Do this:
Read the data and repeat all of it exactly.

Records:
——————————
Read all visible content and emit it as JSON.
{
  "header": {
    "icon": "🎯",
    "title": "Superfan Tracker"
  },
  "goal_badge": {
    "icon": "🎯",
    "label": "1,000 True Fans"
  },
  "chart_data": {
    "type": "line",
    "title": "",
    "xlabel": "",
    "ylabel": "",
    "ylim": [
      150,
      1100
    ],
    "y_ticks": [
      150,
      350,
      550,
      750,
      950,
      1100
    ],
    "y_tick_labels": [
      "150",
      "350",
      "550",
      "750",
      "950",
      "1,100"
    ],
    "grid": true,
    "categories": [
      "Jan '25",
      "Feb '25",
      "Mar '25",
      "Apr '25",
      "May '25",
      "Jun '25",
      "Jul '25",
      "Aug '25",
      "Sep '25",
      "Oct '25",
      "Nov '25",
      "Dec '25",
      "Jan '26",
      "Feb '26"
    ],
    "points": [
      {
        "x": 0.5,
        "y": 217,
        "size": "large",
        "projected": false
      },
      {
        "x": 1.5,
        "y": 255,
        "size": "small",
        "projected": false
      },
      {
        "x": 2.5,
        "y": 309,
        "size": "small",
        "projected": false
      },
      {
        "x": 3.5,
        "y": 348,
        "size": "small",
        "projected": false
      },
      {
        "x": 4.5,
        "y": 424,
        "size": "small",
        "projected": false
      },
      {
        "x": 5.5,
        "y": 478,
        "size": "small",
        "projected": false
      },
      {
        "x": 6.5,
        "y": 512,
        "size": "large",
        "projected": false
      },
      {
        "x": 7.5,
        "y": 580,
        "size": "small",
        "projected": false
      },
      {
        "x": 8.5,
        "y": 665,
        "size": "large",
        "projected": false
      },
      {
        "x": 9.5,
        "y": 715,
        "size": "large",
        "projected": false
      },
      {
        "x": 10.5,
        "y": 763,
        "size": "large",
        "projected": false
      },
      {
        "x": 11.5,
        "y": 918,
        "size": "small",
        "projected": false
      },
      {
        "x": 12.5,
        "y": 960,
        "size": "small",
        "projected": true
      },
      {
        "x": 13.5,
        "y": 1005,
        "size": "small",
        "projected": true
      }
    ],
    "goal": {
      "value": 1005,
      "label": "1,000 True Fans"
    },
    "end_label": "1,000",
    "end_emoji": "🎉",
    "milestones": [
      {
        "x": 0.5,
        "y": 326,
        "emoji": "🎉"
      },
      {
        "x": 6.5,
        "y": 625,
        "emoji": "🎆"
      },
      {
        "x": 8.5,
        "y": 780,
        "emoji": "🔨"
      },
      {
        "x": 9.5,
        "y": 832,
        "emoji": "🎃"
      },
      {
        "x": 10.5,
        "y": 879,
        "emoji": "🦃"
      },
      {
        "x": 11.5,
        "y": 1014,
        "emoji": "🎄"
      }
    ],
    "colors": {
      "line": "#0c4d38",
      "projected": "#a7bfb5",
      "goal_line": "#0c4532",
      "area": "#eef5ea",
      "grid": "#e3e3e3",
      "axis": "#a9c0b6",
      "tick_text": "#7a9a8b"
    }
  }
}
——————————
Expected answer:
Read all visible content and emit it as JSON.
{
  "header": {
    "icon": "🎯",
    "title": "Superfan Tracker"
  },
  "goal_badge": {
    "icon": "🎯",
    "label": "1,000 True Fans"
  },
  "chart_data": {
    "type": "line",
    "title": "",
    "xlabel": "",
    "ylabel": "",
    "ylim": [
      150,
      1100
    ],
    "y_ticks": [
      150,
      350,
      550,
      750,
      950,
      1100
    ],
    "y_tick_labels": [
      "150",
      "350",
      "550",
      "750",
      "950",
      "1,100"
    ],
    "grid": true,
    "categories": [
      "Jan '25",
      "Feb '25",
      "Mar '25",
      "Apr '25",
      "May '25",
      "Jun '25",
      "Jul '25",
      "Aug '25",
      "Sep '25",
      "Oct '25",
      "Nov '25",
      "Dec '25",
      "Jan '26",
      "Feb '26"
    ],
    "points": [
      {
        "x": 0.5,
        "y": 217,
        "size": "large",
        "projected": false
      },
      {
        "x": 1.5,
        "y": 255,
        "size": "small",
        "projected": false
      },
      {
        "x": 2.5,
        "y": 309,
        "size": "small",
        "projected": false
      },
      {
        "x": 3.5,
        "y": 348,
        "size": "small",
        "projected": false
      },
      {
        "x": 4.5,
        "y": 424,
        "size": "small",
        "projected": false
      },
      {
        "x": 5.5,
        "y": 478,
        "size": "small",
        "projected": false
      },
      {
        "x": 6.5,
        "y": 512,
        "size": "large",
        "projected": false
      },
      {
        "x": 7.5,
        "y": 580,
        "size": "small",
        "projected": false
      },
      {
        "x": 8.5,
        "y": 665,
        "size": "large",
        "projected": false
      },
      {
        "x": 9.5,
        "y": 715,
        "size": "large",
        "projected": false
      },
      {
        "x": 10.5,
        "y": 763,
        "size": "large",
        "projected": false
      },
      {
        "x": 11.5,
        "y": 918,
        "size": "small",
        "projected": false
      },
      {
        "x": 12.5,
        "y": 960,
        "size": "small",
        "projected": true
      },
      {
        "x": 13.5,
        "y": 1005,
        "size": "small",
        "projected": true
      }
    ],
    "goal": {
      "value": 1005,
      "label": "1,000 True Fans"
    },
    "end_label": "1,000",
    "end_emoji": "🎉",
    "milestones": [
      {
        "x": 0.5,
        "y": 326,
        "emoji": "🎉"
      },
      {
        "x": 6.5,
        "y": 625,
        "emoji": "🎆"
      },
      {
        "x": 8.5,
        "y": 780,
        "emoji": "🔨"
      },
      {
        "x": 9.5,
        "y": 832,
        "emoji": "🎃"
      },
      {
        "x": 10.5,
        "y": 879,
        "emoji": "🦃"
      },
      {
        "x": 11.5,
        "y": 1014,
        "emoji": "🎄"
      }
    ],
    "colors": {
      "line": "#0c4d38",
      "projected": "#a7bfb5",
      "goal_line": "#0c4532",
      "area": "#eef5ea",
      "grid": "#e3e3e3",
      "axis": "#a9c0b6",
      "tick_text": "#7a9a8b"
    }
  }
}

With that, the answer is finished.